What is required - Leave every picture out and write out the records below exactly.

:: Data rows ::

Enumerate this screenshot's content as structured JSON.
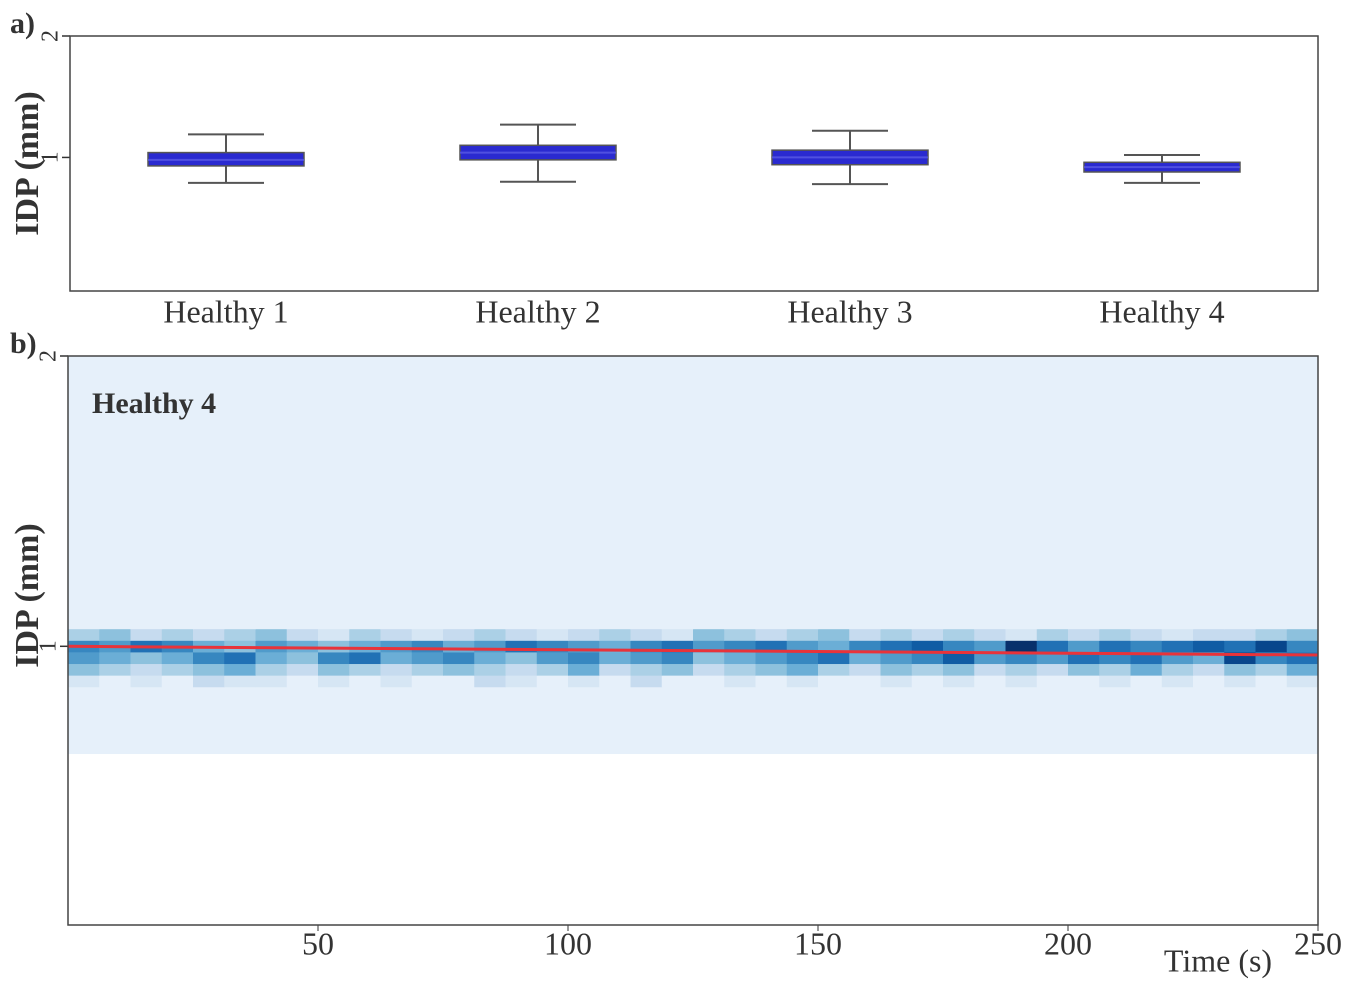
{
  "chart_data": [
    {
      "type": "box",
      "label": "a)",
      "ylabel": "IDP (mm)",
      "categories": [
        "Healthy 1",
        "Healthy 2",
        "Healthy 3",
        "Healthy 4"
      ],
      "whislo": [
        0.79,
        0.8,
        0.78,
        0.79
      ],
      "q1": [
        0.93,
        0.98,
        0.94,
        0.88
      ],
      "median": [
        0.98,
        1.04,
        1.0,
        0.92
      ],
      "q3": [
        1.04,
        1.1,
        1.06,
        0.96
      ],
      "whishi": [
        1.19,
        1.27,
        1.22,
        1.02
      ],
      "color": "#2a2ad0",
      "ylim": [
        -0.1,
        2
      ],
      "yticks": [
        1,
        2
      ]
    },
    {
      "type": "heatmap",
      "label": "b)",
      "ylabel": "IDP (mm)",
      "xlabel": "Time (s)",
      "annotation": "Healthy 4",
      "colormap": "Blues",
      "xbins": [
        0,
        6.25,
        12.5,
        18.75,
        25,
        31.25,
        37.5,
        43.75,
        50,
        56.25,
        62.5,
        68.75,
        75,
        81.25,
        87.5,
        93.75,
        100,
        106.25,
        112.5,
        118.75,
        125,
        131.25,
        137.5,
        143.75,
        150,
        156.25,
        162.5,
        168.75,
        175,
        181.25,
        187.5,
        193.75,
        200,
        206.25,
        212.5,
        218.75,
        225,
        231.25,
        237.5,
        243.75,
        250
      ],
      "ybins": [
        0.63,
        0.86,
        0.9,
        0.94,
        0.98,
        1.02,
        1.06,
        2.0
      ],
      "z": [
        [
          1,
          1,
          1,
          1,
          1,
          1,
          1,
          1,
          1,
          1,
          1,
          1,
          1,
          1,
          1,
          1,
          1,
          1,
          1,
          1,
          1,
          1,
          1,
          1,
          1,
          1,
          1,
          1,
          1,
          1,
          1,
          1,
          1,
          1,
          1,
          1,
          1,
          1,
          1,
          1
        ],
        [
          2,
          1,
          2,
          1,
          3,
          2,
          2,
          1,
          2,
          1,
          2,
          1,
          1,
          3,
          2,
          1,
          2,
          1,
          3,
          1,
          1,
          2,
          1,
          2,
          1,
          1,
          2,
          1,
          2,
          1,
          2,
          1,
          1,
          2,
          1,
          2,
          1,
          2,
          1,
          2
        ],
        [
          5,
          4,
          3,
          4,
          5,
          6,
          4,
          3,
          5,
          4,
          3,
          4,
          5,
          4,
          3,
          4,
          6,
          3,
          4,
          5,
          3,
          4,
          5,
          6,
          4,
          3,
          5,
          4,
          5,
          3,
          4,
          3,
          5,
          4,
          6,
          4,
          3,
          5,
          4,
          6
        ],
        [
          7,
          6,
          5,
          6,
          8,
          9,
          6,
          5,
          8,
          9,
          6,
          7,
          8,
          6,
          5,
          7,
          8,
          6,
          7,
          8,
          5,
          6,
          7,
          8,
          9,
          6,
          7,
          8,
          10,
          7,
          8,
          7,
          9,
          8,
          9,
          7,
          6,
          11,
          8,
          9
        ],
        [
          8,
          7,
          9,
          8,
          6,
          5,
          7,
          6,
          5,
          6,
          7,
          8,
          6,
          7,
          9,
          8,
          7,
          6,
          8,
          9,
          7,
          8,
          9,
          7,
          6,
          8,
          9,
          10,
          8,
          7,
          12,
          9,
          7,
          9,
          8,
          9,
          10,
          9,
          11,
          8
        ],
        [
          4,
          5,
          3,
          4,
          3,
          4,
          5,
          3,
          2,
          4,
          3,
          2,
          3,
          4,
          3,
          2,
          3,
          4,
          3,
          2,
          5,
          4,
          3,
          4,
          5,
          3,
          4,
          3,
          4,
          3,
          2,
          4,
          3,
          4,
          3,
          2,
          3,
          3,
          4,
          5
        ],
        [
          1,
          1,
          1,
          1,
          1,
          1,
          1,
          1,
          1,
          1,
          1,
          1,
          1,
          1,
          1,
          1,
          1,
          1,
          1,
          1,
          1,
          1,
          1,
          1,
          1,
          1,
          1,
          1,
          1,
          1,
          1,
          1,
          1,
          1,
          1,
          1,
          1,
          1,
          1,
          1
        ]
      ],
      "trend": {
        "x": [
          0,
          250
        ],
        "values": [
          1.0,
          0.97
        ],
        "color": "#e8333a"
      },
      "xlim": [
        0,
        250
      ],
      "xticks": [
        50,
        100,
        150,
        200,
        250
      ],
      "ylim": [
        0.04,
        2
      ],
      "yticks": [
        1,
        2
      ]
    }
  ]
}
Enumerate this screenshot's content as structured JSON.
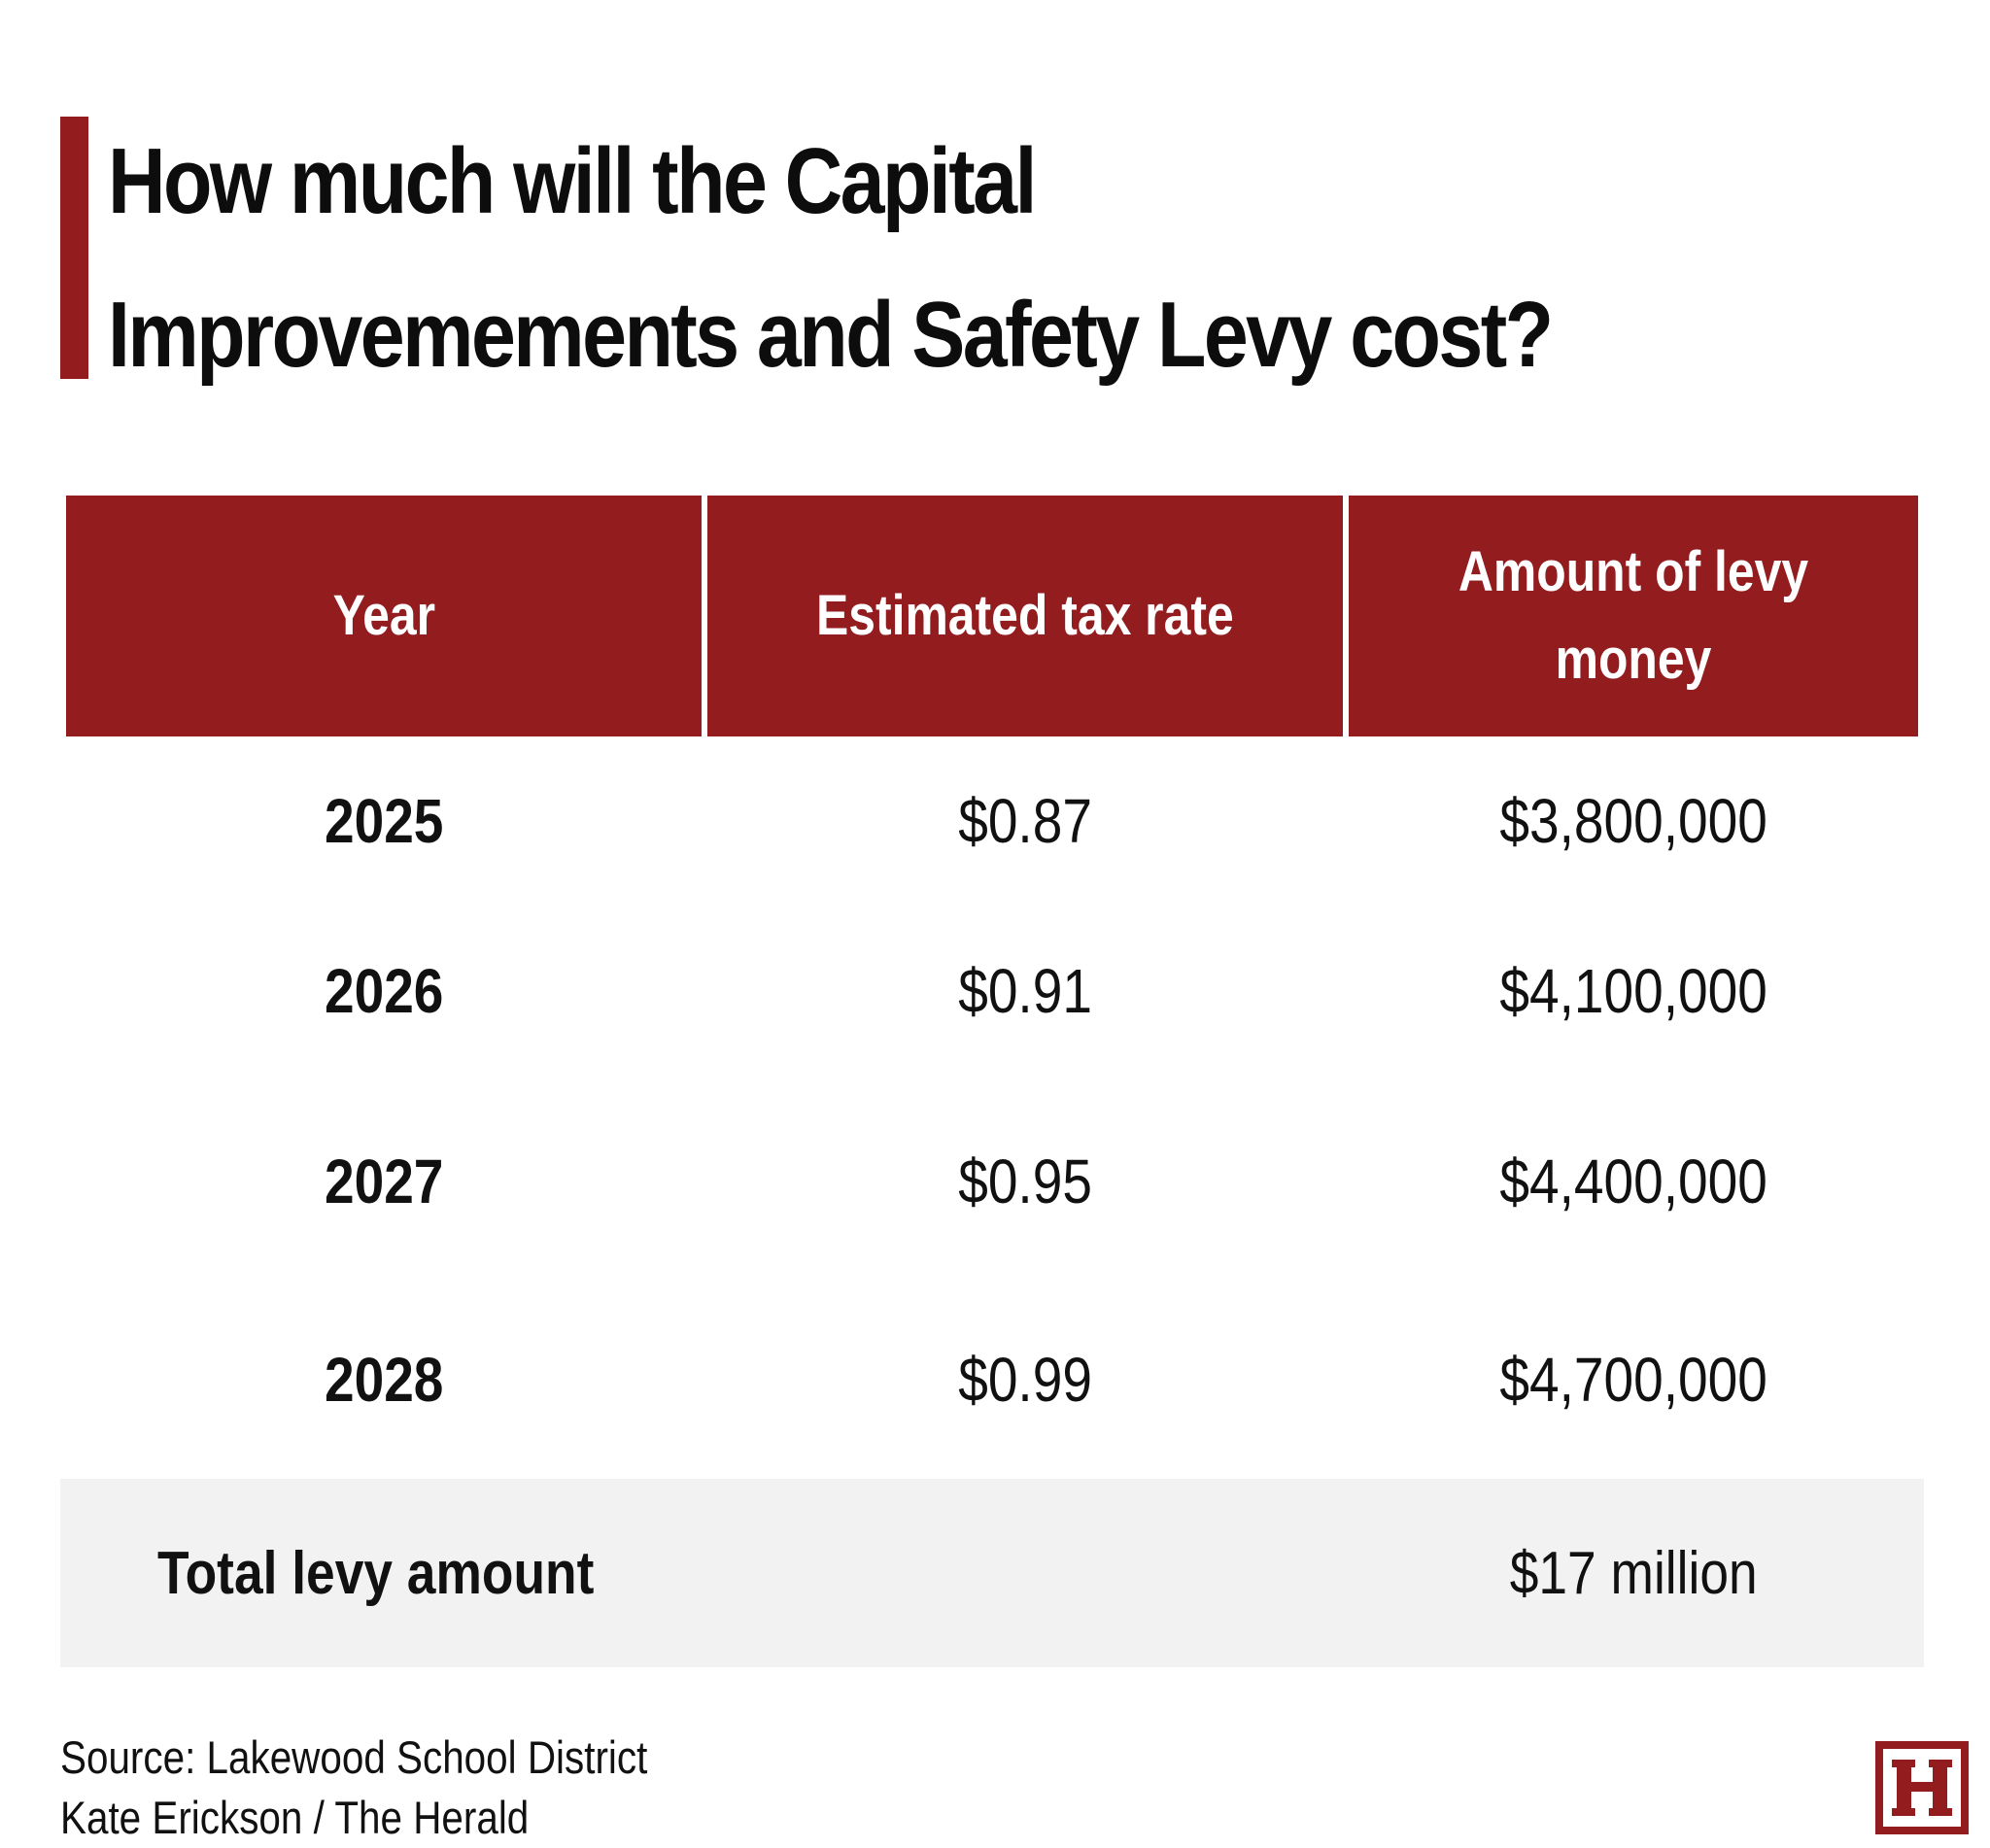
{
  "title": "How much will the Capital Improvemements and Safety Levy cost?",
  "colors": {
    "accent": "#931c1f",
    "total_row_bg": "#f1f2f1"
  },
  "logo": {
    "icon": "herald-h-logo",
    "text": "H"
  },
  "table": {
    "headers": [
      "Year",
      "Estimated tax rate",
      "Amount of levy money"
    ],
    "rows": [
      {
        "year": "2025",
        "rate": "$0.87",
        "amount": "$3,800,000"
      },
      {
        "year": "2026",
        "rate": "$0.91",
        "amount": "$4,100,000"
      },
      {
        "year": "2027",
        "rate": "$0.95",
        "amount": "$4,400,000"
      },
      {
        "year": "2028",
        "rate": "$0.99",
        "amount": "$4,700,000"
      }
    ],
    "total": {
      "label": "Total levy amount",
      "value": "$17 million"
    }
  },
  "footer": {
    "source": "Source: Lakewood School District",
    "credit": "Kate Erickson / The Herald"
  },
  "chart_data": {
    "type": "table",
    "title": "How much will the Capital Improvemements and Safety Levy cost?",
    "columns": [
      "Year",
      "Estimated tax rate",
      "Amount of levy money"
    ],
    "rows": [
      [
        "2025",
        "$0.87",
        "$3,800,000"
      ],
      [
        "2026",
        "$0.91",
        "$4,100,000"
      ],
      [
        "2027",
        "$0.95",
        "$4,400,000"
      ],
      [
        "2028",
        "$0.99",
        "$4,700,000"
      ]
    ],
    "total": [
      "Total levy amount",
      "",
      "$17 million"
    ]
  }
}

:::

Solution for this task -
Enumerate this screenshot's content as structured JSON.
{
  "chart_data": [
    {
      "type": "box",
      "label": "a)",
      "ylabel": "IDP (mm)",
      "categories": [
        "Healthy 1",
        "Healthy 2",
        "Healthy 3",
        "Healthy 4"
      ],
      "whislo": [
        0.79,
        0.8,
        0.78,
        0.79
      ],
      "q1": [
        0.93,
        0.98,
        0.94,
        0.88
      ],
      "median": [
        0.98,
        1.04,
        1.0,
        0.92
      ],
      "q3": [
        1.04,
        1.1,
        1.06,
        0.96
      ],
      "whishi": [
        1.19,
        1.27,
        1.22,
        1.02
      ],
      "color": "#2a2ad0",
      "ylim": [
        -0.1,
        2
      ],
      "yticks": [
        1,
        2
      ]
    },
    {
      "type": "heatmap",
      "label": "b)",
      "ylabel": "IDP (mm)",
      "xlabel": "Time (s)",
      "annotation": "Healthy 4",
      "colormap": "Blues",
      "xbins": [
        0,
        6.25,
        12.5,
        18.75,
        25,
        31.25,
        37.5,
        43.75,
        50,
        56.25,
        62.5,
        68.75,
        75,
        81.25,
        87.5,
        93.75,
        100,
        106.25,
        112.5,
        118.75,
        125,
        131.25,
        137.5,
        143.75,
        150,
        156.25,
        162.5,
        168.75,
        175,
        181.25,
        187.5,
        193.75,
        200,
        206.25,
        212.5,
        218.75,
        225,
        231.25,
        237.5,
        243.75,
        250
      ],
      "ybins": [
        0.63,
        0.86,
        0.9,
        0.94,
        0.98,
        1.02,
        1.06,
        2.0
      ],
      "z": [
        [
          1,
          1,
          1,
          1,
          1,
          1,
          1,
          1,
          1,
          1,
          1,
          1,
          1,
          1,
          1,
          1,
          1,
          1,
          1,
          1,
          1,
          1,
          1,
          1,
          1,
          1,
          1,
          1,
          1,
          1,
          1,
          1,
          1,
          1,
          1,
          1,
          1,
          1,
          1,
          1
        ],
        [
          2,
          1,
          2,
          1,
          3,
          2,
          2,
          1,
          2,
          1,
          2,
          1,
          1,
          3,
          2,
          1,
          2,
          1,
          3,
          1,
          1,
          2,
          1,
          2,
          1,
          1,
          2,
          1,
          2,
          1,
          2,
          1,
          1,
          2,
          1,
          2,
          1,
          2,
          1,
          2
        ],
        [
          5,
          4,
          3,
          4,
          5,
          6,
          4,
          3,
          5,
          4,
          3,
          4,
          5,
          4,
          3,
          4,
          6,
          3,
          4,
          5,
          3,
          4,
          5,
          6,
          4,
          3,
          5,
          4,
          5,
          3,
          4,
          3,
          5,
          4,
          6,
          4,
          3,
          5,
          4,
          6
        ],
        [
          7,
          6,
          5,
          6,
          8,
          9,
          6,
          5,
          8,
          9,
          6,
          7,
          8,
          6,
          5,
          7,
          8,
          6,
          7,
          8,
          5,
          6,
          7,
          8,
          9,
          6,
          7,
          8,
          10,
          7,
          8,
          7,
          9,
          8,
          9,
          7,
          6,
          11,
          8,
          9
        ],
        [
          8,
          7,
          9,
          8,
          6,
          5,
          7,
          6,
          5,
          6,
          7,
          8,
          6,
          7,
          9,
          8,
          7,
          6,
          8,
          9,
          7,
          8,
          9,
          7,
          6,
          8,
          9,
          10,
          8,
          7,
          12,
          9,
          7,
          9,
          8,
          9,
          10,
          9,
          11,
          8
        ],
        [
          4,
          5,
          3,
          4,
          3,
          4,
          5,
          3,
          2,
          4,
          3,
          2,
          3,
          4,
          3,
          2,
          3,
          4,
          3,
          2,
          5,
          4,
          3,
          4,
          5,
          3,
          4,
          3,
          4,
          3,
          2,
          4,
          3,
          4,
          3,
          2,
          3,
          3,
          4,
          5
        ],
        [
          1,
          1,
          1,
          1,
          1,
          1,
          1,
          1,
          1,
          1,
          1,
          1,
          1,
          1,
          1,
          1,
          1,
          1,
          1,
          1,
          1,
          1,
          1,
          1,
          1,
          1,
          1,
          1,
          1,
          1,
          1,
          1,
          1,
          1,
          1,
          1,
          1,
          1,
          1,
          1
        ]
      ],
      "trend": {
        "x": [
          0,
          250
        ],
        "values": [
          1.0,
          0.97
        ],
        "color": "#e8333a"
      },
      "xlim": [
        0,
        250
      ],
      "xticks": [
        50,
        100,
        150,
        200,
        250
      ],
      "ylim": [
        0.04,
        2
      ],
      "yticks": [
        1,
        2
      ]
    }
  ]
}
Enumerate this screenshot's content as structured JSON.
{
  "title": "How much will the Capital Improvemements and Safety Levy cost?",
  "colors": {
    "accent": "#931c1f",
    "total_row_bg": "#f1f2f1"
  },
  "logo": {
    "icon": "herald-h-logo",
    "text": "H"
  },
  "table": {
    "headers": [
      "Year",
      "Estimated tax rate",
      "Amount of levy money"
    ],
    "rows": [
      {
        "year": "2025",
        "rate": "$0.87",
        "amount": "$3,800,000"
      },
      {
        "year": "2026",
        "rate": "$0.91",
        "amount": "$4,100,000"
      },
      {
        "year": "2027",
        "rate": "$0.95",
        "amount": "$4,400,000"
      },
      {
        "year": "2028",
        "rate": "$0.99",
        "amount": "$4,700,000"
      }
    ],
    "total": {
      "label": "Total levy amount",
      "value": "$17 million"
    }
  },
  "footer": {
    "source": "Source: Lakewood School District",
    "credit": "Kate Erickson / The Herald"
  },
  "chart_data": {
    "type": "table",
    "title": "How much will the Capital Improvemements and Safety Levy cost?",
    "columns": [
      "Year",
      "Estimated tax rate",
      "Amount of levy money"
    ],
    "rows": [
      [
        "2025",
        "$0.87",
        "$3,800,000"
      ],
      [
        "2026",
        "$0.91",
        "$4,100,000"
      ],
      [
        "2027",
        "$0.95",
        "$4,400,000"
      ],
      [
        "2028",
        "$0.99",
        "$4,700,000"
      ]
    ],
    "total": [
      "Total levy amount",
      "",
      "$17 million"
    ]
  }
}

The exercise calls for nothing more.